→ Given exercise
Copy all lines in which the word "kŒnh" can be found.

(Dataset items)
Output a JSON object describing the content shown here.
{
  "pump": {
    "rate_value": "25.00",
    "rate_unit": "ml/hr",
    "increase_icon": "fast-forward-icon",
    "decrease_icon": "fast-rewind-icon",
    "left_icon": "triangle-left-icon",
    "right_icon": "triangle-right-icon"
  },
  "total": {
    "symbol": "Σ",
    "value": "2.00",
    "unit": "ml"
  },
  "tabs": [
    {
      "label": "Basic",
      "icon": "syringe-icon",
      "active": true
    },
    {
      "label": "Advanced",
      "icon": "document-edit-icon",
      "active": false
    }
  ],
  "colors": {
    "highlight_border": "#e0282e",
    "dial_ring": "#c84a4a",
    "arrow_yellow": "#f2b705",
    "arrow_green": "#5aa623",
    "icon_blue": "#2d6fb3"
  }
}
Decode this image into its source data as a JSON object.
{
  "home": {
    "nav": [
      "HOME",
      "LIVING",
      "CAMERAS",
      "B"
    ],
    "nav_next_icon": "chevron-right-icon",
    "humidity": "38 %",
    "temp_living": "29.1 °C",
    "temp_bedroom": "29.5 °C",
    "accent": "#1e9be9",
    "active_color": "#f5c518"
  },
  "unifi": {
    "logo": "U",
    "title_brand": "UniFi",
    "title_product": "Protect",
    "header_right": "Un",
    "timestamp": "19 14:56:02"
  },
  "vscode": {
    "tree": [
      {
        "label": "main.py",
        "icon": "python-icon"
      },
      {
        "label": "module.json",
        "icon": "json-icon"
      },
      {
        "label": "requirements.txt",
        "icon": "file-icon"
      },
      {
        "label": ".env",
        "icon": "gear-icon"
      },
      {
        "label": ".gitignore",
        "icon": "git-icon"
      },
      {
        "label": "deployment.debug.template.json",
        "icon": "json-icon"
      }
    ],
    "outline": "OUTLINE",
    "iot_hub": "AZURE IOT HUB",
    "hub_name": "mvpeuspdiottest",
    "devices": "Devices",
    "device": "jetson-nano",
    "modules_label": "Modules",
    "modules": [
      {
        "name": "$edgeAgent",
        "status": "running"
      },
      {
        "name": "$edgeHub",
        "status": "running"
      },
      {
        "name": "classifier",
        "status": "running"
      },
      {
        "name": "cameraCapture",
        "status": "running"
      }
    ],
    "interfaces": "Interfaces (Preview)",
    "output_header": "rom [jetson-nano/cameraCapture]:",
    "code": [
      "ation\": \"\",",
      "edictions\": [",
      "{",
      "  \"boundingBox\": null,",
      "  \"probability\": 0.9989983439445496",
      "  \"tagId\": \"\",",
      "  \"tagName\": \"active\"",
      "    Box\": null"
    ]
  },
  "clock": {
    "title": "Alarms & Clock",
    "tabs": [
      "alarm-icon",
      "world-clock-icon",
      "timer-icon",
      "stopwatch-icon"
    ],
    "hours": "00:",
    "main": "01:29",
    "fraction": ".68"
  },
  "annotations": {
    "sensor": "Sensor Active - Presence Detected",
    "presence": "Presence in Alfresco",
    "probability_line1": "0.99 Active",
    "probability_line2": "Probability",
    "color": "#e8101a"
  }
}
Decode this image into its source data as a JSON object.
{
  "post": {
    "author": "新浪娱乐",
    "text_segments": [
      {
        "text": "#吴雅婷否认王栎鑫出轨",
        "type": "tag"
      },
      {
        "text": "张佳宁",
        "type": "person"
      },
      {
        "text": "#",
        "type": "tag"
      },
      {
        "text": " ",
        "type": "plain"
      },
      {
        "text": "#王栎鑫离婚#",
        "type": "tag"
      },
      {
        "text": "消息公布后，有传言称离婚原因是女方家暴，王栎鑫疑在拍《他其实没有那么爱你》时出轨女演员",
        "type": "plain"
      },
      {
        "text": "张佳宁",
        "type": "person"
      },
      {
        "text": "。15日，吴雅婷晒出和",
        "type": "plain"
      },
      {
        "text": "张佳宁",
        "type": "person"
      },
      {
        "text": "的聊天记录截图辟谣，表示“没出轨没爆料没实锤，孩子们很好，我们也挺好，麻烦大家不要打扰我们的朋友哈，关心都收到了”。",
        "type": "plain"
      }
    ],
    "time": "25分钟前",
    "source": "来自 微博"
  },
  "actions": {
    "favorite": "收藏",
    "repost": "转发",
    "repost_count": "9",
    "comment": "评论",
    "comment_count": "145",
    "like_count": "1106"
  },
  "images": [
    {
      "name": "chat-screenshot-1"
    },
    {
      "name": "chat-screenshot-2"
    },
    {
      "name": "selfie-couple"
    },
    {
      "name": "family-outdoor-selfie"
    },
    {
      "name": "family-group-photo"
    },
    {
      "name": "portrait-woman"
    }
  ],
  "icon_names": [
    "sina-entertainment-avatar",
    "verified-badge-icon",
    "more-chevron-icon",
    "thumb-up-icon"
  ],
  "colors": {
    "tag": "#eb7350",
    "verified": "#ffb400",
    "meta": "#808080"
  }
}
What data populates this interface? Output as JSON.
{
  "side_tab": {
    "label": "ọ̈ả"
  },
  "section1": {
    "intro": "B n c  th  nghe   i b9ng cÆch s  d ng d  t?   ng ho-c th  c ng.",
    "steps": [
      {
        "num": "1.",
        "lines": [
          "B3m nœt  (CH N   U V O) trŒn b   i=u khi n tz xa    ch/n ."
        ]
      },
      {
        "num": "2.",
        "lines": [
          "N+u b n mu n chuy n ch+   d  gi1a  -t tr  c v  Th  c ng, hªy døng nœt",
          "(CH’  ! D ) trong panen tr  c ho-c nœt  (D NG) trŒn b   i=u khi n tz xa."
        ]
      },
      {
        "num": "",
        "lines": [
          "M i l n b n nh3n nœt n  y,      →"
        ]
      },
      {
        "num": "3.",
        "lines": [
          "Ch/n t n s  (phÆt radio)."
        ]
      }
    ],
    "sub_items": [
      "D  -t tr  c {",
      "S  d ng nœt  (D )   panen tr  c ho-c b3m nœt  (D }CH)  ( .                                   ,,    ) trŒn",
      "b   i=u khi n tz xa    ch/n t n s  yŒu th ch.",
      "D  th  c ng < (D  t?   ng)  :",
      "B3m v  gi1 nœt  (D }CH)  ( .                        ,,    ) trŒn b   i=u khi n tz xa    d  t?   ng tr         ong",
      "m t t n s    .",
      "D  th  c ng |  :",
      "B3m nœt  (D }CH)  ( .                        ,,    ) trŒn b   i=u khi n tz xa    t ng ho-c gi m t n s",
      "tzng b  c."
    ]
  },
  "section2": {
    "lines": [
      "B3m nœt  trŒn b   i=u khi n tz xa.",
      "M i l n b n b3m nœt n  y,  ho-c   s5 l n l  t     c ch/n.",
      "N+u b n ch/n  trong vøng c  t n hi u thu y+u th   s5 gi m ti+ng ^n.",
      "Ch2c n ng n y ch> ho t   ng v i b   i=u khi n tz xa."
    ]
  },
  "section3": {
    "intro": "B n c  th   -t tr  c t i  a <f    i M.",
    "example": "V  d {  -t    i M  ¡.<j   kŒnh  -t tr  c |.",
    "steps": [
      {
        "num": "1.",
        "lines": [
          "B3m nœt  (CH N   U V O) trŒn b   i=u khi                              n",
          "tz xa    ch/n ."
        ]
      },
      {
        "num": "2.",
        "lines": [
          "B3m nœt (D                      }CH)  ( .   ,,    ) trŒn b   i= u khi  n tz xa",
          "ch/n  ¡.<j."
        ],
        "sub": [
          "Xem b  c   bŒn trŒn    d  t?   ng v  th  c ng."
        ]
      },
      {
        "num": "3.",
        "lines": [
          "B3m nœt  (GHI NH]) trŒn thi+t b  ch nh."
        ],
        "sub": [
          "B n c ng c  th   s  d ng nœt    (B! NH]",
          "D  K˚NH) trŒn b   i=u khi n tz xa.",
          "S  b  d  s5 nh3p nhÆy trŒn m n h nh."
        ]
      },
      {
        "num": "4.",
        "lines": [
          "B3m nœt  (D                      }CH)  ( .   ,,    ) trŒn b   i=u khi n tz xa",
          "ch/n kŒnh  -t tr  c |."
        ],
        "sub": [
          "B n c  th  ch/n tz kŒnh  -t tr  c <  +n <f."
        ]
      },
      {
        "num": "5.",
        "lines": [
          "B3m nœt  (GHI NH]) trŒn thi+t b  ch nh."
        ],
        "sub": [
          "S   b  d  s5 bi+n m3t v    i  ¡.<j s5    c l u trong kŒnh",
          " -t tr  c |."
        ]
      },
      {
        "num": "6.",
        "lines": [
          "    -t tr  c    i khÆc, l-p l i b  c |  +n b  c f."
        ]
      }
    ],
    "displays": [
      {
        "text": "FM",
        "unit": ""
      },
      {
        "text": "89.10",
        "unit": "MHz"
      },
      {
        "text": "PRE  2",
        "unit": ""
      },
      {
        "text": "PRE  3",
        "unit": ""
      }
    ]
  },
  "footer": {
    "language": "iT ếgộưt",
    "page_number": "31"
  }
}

→ Written solution
    "example": "V  d {  -t    i M  ¡.<j   kŒnh  -t tr  c |.",
          "ch/n kŒnh  -t tr  c |."
          "B n c  th  ch/n tz kŒnh  -t tr  c <  +n <f."
          "S   b  d  s5 bi+n m3t v    i  ¡.<j s5    c l u trong kŒnh",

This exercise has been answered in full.